### [REQUIREMENTS]
Look through the data below and work out how many lines contain the string "Jamie". Give the number alone.

### [INFORMATION GIVEN]
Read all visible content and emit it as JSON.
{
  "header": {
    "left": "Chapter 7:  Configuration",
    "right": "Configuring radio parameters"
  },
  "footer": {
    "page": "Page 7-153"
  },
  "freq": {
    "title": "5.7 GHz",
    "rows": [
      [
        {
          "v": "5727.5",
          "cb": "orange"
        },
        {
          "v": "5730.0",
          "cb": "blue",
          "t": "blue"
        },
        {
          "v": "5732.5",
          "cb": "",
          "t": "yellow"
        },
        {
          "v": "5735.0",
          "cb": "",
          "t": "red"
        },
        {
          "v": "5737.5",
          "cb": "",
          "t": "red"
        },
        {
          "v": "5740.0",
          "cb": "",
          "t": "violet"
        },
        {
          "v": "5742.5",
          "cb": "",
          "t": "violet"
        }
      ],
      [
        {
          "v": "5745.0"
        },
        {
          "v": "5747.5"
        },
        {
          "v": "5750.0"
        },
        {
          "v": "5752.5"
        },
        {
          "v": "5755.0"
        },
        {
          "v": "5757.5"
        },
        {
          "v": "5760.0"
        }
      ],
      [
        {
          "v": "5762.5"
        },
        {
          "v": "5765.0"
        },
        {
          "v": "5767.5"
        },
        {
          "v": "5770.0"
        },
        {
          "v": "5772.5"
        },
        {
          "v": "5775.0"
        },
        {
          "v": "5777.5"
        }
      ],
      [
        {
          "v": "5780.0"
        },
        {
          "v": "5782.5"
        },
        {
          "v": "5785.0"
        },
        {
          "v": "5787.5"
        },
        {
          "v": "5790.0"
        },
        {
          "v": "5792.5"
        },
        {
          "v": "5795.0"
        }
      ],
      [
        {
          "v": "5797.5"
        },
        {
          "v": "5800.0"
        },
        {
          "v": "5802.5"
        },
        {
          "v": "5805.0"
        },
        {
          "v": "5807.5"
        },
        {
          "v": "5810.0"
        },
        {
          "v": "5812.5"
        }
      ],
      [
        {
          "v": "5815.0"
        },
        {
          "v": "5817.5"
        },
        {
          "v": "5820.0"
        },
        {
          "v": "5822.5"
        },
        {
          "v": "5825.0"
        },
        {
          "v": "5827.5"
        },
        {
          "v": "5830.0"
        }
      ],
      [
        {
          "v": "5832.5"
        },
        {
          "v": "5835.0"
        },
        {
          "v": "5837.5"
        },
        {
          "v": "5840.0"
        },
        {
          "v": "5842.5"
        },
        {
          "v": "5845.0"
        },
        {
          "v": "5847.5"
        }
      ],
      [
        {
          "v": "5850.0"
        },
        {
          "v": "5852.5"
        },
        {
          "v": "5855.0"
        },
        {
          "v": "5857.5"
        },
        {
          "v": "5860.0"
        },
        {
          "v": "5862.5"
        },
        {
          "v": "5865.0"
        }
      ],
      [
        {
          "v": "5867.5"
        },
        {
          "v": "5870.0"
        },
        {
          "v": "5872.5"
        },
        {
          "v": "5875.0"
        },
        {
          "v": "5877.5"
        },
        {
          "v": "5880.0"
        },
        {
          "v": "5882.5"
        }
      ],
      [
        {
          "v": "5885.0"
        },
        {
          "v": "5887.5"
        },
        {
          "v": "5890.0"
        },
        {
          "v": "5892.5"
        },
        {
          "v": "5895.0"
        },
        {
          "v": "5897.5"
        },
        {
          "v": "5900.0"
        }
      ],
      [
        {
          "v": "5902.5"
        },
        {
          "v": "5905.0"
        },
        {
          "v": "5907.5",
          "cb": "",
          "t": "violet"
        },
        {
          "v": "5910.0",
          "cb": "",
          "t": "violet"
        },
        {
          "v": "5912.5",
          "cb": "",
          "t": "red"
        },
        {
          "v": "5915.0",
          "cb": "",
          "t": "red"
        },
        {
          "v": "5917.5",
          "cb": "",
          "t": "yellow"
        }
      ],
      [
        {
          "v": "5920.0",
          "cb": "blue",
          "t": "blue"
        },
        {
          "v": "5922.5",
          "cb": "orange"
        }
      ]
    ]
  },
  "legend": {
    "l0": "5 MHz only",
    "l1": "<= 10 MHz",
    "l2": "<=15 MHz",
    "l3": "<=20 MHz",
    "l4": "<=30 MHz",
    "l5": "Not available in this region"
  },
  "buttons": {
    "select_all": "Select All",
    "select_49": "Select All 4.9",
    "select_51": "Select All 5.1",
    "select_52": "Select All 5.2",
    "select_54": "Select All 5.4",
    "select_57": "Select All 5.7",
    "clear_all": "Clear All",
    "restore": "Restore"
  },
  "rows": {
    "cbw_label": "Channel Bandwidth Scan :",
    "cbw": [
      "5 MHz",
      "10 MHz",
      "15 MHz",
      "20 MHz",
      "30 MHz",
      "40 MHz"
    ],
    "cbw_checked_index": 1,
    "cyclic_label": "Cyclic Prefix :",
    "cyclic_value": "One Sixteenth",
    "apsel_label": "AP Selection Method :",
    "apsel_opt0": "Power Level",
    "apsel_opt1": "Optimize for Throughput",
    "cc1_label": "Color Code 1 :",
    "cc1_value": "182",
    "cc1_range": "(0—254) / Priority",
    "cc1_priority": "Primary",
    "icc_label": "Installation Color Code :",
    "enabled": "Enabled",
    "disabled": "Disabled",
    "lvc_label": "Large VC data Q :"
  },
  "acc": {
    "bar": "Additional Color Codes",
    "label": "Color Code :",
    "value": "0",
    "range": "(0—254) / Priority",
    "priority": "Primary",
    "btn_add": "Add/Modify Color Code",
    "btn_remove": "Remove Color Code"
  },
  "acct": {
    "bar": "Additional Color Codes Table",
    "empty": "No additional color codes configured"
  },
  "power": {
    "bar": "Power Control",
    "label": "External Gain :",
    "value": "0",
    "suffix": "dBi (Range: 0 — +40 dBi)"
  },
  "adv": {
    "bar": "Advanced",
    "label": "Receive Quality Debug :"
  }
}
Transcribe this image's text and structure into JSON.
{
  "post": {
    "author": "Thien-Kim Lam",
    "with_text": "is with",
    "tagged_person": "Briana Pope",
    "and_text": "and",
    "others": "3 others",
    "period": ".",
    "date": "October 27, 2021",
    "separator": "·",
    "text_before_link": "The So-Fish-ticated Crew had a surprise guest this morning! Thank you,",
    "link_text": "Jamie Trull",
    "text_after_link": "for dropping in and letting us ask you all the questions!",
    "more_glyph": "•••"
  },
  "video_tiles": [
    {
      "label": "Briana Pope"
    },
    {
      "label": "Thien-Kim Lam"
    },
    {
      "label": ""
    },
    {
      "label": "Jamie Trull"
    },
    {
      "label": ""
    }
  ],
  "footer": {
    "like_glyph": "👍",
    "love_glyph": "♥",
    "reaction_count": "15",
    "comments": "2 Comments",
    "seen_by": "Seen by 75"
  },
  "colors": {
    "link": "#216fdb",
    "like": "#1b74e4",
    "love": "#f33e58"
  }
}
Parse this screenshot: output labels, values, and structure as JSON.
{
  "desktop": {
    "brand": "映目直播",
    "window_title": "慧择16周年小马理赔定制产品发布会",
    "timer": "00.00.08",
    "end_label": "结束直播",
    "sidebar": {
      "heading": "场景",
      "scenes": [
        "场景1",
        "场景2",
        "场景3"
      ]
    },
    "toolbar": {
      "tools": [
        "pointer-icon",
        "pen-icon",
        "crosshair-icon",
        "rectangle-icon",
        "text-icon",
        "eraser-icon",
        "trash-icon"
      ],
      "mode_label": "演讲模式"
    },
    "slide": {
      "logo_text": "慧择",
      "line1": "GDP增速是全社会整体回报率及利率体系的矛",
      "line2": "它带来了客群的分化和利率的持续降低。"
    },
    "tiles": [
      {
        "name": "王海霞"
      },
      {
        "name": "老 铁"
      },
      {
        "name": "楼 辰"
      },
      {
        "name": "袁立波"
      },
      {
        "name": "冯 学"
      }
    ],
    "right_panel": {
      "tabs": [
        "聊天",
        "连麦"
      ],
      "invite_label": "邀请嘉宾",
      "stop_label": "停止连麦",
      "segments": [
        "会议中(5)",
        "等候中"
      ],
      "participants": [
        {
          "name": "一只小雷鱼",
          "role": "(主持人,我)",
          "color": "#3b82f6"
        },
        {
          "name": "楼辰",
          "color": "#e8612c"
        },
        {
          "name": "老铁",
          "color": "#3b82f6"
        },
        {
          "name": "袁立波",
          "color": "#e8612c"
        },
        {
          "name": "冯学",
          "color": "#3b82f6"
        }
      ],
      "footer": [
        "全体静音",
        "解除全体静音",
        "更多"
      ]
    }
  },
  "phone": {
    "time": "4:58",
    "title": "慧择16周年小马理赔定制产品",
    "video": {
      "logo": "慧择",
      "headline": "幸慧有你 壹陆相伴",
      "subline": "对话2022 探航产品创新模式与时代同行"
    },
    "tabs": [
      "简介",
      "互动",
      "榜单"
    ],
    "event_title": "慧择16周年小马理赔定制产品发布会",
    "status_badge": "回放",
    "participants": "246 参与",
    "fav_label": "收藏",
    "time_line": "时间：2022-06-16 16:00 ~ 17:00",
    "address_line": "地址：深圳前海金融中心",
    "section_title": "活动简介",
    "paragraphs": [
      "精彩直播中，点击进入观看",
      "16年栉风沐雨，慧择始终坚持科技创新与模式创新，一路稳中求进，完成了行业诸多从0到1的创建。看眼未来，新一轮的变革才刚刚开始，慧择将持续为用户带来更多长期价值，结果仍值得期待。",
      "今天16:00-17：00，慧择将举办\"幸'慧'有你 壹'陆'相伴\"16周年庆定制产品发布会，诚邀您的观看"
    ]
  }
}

### [THE RESULT]
2